Segment Start: SUPPLIED TEXT

4 This is the maximum known for a legion.
5 Another example of Coelius' rhetorical exaggeration is found in xxvii. 14 f.
6 B.C. 204
7 He had been with his older brother in Spain (XXVIII. iii. 2 ff.; iv. 2 ff.; xvii. 1) and in Sicily (above, vii. 2); consul in 190 B.C. with Laelius; XXXVI. xlv. 9.
8 His quaestorship in this year is attested by Cicero Cat. Mai. 10; Brutus 60; not in 205 B.C., as Nepos Cato i. 3. Plutarch has him return in protest from Sicily to Rome, iii. 7.
9 B.C. 204
10 Trading centres (emporia) along the western shore of the Gulf of Gabès (Syrtis Minor) gave this name to an entire region. It extended southward from Leptis Minor (100 miles from Carthage) and Thapsus. Cf. xxxiii. 9; XXXIV. lxii. 3; Polybius III. xxiii. 2; XXXI. xxi; Pliny N.H. V. 25. So public an announcement of a distant beachhead forces us to suspect that Scipio really intended to land near Utica, after misleading the enemy. Before the great convoy reached Africa spies could easily bring to Carthage news of the order. Cf. note on xxvii. 9; Gsell, op. cit. III. 213; Zielinski in Riv. di storia antica III. 74 f.

Segment End: SUPPLIED TEXT
Segment Start: INFORMATION SHOWN

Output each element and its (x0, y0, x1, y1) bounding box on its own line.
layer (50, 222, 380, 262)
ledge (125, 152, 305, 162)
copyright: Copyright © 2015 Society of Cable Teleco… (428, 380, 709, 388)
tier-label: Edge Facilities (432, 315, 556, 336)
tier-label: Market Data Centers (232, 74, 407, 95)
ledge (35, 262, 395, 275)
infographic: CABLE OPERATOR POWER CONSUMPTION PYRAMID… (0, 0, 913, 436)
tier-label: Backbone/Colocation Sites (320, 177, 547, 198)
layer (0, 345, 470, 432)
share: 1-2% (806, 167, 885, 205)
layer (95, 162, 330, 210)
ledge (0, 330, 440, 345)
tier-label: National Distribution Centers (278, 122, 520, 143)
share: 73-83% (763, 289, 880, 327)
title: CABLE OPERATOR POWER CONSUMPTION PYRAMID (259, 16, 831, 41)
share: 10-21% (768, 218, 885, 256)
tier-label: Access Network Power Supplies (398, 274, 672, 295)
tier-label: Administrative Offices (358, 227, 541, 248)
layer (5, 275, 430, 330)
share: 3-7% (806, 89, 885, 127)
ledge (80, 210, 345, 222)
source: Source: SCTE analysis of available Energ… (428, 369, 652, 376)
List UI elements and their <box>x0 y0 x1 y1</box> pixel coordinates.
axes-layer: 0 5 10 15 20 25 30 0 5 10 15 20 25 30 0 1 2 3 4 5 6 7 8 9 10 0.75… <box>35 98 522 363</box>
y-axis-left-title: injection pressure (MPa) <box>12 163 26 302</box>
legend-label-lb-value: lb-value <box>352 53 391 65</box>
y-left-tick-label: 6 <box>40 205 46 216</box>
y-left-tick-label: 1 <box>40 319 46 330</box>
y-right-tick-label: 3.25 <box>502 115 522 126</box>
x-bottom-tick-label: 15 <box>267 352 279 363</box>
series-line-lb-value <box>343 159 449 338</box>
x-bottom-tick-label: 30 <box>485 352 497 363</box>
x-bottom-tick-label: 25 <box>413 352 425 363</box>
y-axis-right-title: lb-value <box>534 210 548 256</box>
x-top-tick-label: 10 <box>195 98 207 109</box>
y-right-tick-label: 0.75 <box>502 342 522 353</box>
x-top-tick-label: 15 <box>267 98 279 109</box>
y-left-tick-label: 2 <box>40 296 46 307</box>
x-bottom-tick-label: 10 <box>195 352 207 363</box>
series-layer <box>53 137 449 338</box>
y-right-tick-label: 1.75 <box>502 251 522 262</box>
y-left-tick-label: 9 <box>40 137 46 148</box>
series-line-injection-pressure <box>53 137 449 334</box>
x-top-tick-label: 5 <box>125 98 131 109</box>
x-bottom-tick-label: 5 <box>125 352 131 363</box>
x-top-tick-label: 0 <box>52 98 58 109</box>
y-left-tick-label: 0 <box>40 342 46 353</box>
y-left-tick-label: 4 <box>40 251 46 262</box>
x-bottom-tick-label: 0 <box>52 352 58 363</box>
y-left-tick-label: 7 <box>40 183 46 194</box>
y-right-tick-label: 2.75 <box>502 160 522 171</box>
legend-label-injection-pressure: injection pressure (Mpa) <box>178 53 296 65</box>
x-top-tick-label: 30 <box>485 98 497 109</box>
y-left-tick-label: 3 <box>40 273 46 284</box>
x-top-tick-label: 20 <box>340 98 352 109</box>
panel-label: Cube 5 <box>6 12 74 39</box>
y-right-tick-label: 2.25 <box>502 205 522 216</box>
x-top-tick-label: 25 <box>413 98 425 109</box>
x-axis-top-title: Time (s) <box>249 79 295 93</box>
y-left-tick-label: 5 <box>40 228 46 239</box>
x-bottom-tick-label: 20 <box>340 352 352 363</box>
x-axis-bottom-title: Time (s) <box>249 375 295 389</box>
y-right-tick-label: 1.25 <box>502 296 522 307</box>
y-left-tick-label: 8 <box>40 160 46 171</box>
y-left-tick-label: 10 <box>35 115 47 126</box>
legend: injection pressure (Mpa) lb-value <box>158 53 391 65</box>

Segment End: INFORMATION SHOWN

STUDY QUESTIONS
a) Using the numbered notes, decide whether each statement agrees with them: (i) the quaestorship is placed in 205 B.C., (ii) the region named for the trading centres extended southward from Leptis Minor and Thapsus, (iii) the older brother's sibling was consul in 190 B.C. with Laelius. For each, answer yes or no and quote the deciding words.
b) Extend the numbered notes with two or three sentences that carry on from their last sentence in the same manner.

RESULTS IN ORDER
a)
(i) No: "not in 205 B.C., as Nepos Cato i. 3."
(ii) Yes: "It extended southward from Leptis Minor (100 miles from Carthage) and Thapsus."
(iii) Yes: "consul in 190 B.C. with Laelius"

b)
11 But remoteness from Carthage would mean a greatly increased distance from Sicily, and on the long passage south-ward Roman ships would be in constant danger of attack, with few ports in which they might seek even a temporary refuge. The fertilissimus ager was little more than a strip  —one more reason to believe that no Roman general would seriously propose to launch a campaign against Carthage from such a coast.